---- Task inputs

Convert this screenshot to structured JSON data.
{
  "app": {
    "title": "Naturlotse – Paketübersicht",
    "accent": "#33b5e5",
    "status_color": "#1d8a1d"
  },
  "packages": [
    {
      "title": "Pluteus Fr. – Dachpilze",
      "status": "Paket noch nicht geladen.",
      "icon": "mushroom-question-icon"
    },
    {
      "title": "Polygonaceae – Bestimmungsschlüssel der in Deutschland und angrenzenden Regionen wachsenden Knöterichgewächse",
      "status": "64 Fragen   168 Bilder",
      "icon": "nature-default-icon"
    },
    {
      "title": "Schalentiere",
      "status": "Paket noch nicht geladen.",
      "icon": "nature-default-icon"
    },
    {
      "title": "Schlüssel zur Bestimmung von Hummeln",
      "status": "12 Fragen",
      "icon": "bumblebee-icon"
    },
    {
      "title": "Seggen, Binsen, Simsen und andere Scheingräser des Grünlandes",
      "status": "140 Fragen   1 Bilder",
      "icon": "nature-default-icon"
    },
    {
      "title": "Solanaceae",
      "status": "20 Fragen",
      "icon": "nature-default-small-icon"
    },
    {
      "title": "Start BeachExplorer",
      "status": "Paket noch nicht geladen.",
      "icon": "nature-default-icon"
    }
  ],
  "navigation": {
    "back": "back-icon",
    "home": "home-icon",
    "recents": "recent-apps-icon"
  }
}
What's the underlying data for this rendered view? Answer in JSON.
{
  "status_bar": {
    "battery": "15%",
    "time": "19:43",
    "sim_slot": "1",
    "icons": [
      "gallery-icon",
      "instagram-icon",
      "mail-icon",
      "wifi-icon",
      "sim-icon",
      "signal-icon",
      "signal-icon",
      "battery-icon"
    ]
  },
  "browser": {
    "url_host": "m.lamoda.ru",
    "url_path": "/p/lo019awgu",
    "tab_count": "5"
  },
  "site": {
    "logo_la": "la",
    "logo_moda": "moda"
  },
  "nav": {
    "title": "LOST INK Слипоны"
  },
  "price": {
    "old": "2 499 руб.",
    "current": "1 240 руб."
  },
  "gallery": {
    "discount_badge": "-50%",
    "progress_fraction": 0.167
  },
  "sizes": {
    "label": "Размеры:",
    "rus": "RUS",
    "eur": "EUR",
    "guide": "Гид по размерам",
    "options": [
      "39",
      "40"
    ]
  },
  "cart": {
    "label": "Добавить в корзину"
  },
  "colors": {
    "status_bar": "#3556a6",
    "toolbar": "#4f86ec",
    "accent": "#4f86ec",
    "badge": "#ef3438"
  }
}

--------

Identify and extract each line of the listing that contains "data".

• [Right answer]
Convert this screenshot to structured JSON data.
What's the underlying data for this rendered view? Answer in JSON.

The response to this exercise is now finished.